What you should do: Extract the listing below in full, unchanged.

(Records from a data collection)
▼

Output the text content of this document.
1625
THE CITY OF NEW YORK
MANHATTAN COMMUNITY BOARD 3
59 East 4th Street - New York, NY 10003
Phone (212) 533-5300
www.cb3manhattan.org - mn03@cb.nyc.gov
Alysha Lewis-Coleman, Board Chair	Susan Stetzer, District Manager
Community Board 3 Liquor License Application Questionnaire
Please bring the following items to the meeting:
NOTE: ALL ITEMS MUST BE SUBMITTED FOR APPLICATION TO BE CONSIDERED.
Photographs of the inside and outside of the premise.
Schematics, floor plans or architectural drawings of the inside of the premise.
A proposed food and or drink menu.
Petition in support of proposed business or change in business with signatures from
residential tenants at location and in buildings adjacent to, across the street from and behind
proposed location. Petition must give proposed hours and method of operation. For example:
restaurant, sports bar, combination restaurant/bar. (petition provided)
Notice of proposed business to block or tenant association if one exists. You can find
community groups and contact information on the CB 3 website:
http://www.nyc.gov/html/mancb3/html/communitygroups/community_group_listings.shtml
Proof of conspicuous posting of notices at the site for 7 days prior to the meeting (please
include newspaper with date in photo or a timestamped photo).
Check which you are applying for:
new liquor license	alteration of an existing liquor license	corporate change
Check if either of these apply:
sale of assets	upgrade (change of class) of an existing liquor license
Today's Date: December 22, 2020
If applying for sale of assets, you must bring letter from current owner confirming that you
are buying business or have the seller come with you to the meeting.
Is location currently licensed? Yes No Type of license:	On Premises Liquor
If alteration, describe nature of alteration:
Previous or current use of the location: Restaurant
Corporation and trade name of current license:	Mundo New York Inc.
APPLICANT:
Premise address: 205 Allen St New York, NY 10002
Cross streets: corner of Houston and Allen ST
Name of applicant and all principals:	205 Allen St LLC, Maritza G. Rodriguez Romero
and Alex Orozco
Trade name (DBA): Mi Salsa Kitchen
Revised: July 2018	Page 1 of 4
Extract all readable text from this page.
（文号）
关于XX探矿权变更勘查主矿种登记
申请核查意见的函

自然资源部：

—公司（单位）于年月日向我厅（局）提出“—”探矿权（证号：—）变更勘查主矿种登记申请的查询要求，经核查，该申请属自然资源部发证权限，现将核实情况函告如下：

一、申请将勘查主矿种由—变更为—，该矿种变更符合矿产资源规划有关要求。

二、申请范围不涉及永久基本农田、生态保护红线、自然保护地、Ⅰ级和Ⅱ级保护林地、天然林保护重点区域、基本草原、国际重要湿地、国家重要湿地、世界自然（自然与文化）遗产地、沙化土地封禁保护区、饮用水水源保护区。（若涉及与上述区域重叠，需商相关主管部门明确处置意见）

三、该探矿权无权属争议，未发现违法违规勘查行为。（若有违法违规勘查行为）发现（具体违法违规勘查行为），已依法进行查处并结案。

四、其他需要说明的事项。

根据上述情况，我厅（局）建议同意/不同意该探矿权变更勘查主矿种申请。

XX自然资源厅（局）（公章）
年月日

▲

Final result:
Output the text content of this document.
1625
THE CITY OF NEW YORK
MANHATTAN COMMUNITY BOARD 3
59 East 4th Street - New York, NY 10003
Phone (212) 533-5300
www.cb3manhattan.org - mn03@cb.nyc.gov
Alysha Lewis-Coleman, Board Chair	Susan Stetzer, District Manager
Community Board 3 Liquor License Application Questionnaire
Please bring the following items to the meeting:
NOTE: ALL ITEMS MUST BE SUBMITTED FOR APPLICATION TO BE CONSIDERED.
Photographs of the inside and outside of the premise.
Schematics, floor plans or architectural drawings of the inside of the premise.
A proposed food and or drink menu.
Petition in support of proposed business or change in business with signatures from
residential tenants at location and in buildings adjacent to, across the street from and behind
proposed location. Petition must give proposed hours and method of operation. For example:
restaurant, sports bar, combination restaurant/bar. (petition provided)
Notice of proposed business to block or tenant association if one exists. You can find
community groups and contact information on the CB 3 website:
http://www.nyc.gov/html/mancb3/html/communitygroups/community_group_listings.shtml
Proof of conspicuous posting of notices at the site for 7 days prior to the meeting (please
include newspaper with date in photo or a timestamped photo).
Check which you are applying for:
new liquor license	alteration of an existing liquor license	corporate change
Check if either of these apply:
sale of assets	upgrade (change of class) of an existing liquor license
Today's Date: December 22, 2020
If applying for sale of assets, you must bring letter from current owner confirming that you
are buying business or have the seller come with you to the meeting.
Is location currently licensed? Yes No Type of license:	On Premises Liquor
If alteration, describe nature of alteration:
Previous or current use of the location: Restaurant
Corporation and trade name of current license:	Mundo New York Inc.
APPLICANT:
Premise address: 205 Allen St New York, NY 10002
Cross streets: corner of Houston and Allen ST
Name of applicant and all principals:	205 Allen St LLC, Maritza G. Rodriguez Romero
and Alex Orozco
Trade name (DBA): Mi Salsa Kitchen
Revised: July 2018	Page 1 of 4
Extract all readable text from this page.
（文号）
关于XX探矿权变更勘查主矿种登记
申请核查意见的函

自然资源部：

—公司（单位）于年月日向我厅（局）提出“—”探矿权（证号：—）变更勘查主矿种登记申请的查询要求，经核查，该申请属自然资源部发证权限，现将核实情况函告如下：

一、申请将勘查主矿种由—变更为—，该矿种变更符合矿产资源规划有关要求。

二、申请范围不涉及永久基本农田、生态保护红线、自然保护地、Ⅰ级和Ⅱ级保护林地、天然林保护重点区域、基本草原、国际重要湿地、国家重要湿地、世界自然（自然与文化）遗产地、沙化土地封禁保护区、饮用水水源保护区。（若涉及与上述区域重叠，需商相关主管部门明确处置意见）

三、该探矿权无权属争议，未发现违法违规勘查行为。（若有违法违规勘查行为）发现（具体违法违规勘查行为），已依法进行查处并结案。

四、其他需要说明的事项。

根据上述情况，我厅（局）建议同意/不同意该探矿权变更勘查主矿种申请。

XX自然资源厅（局）（公章）
年月日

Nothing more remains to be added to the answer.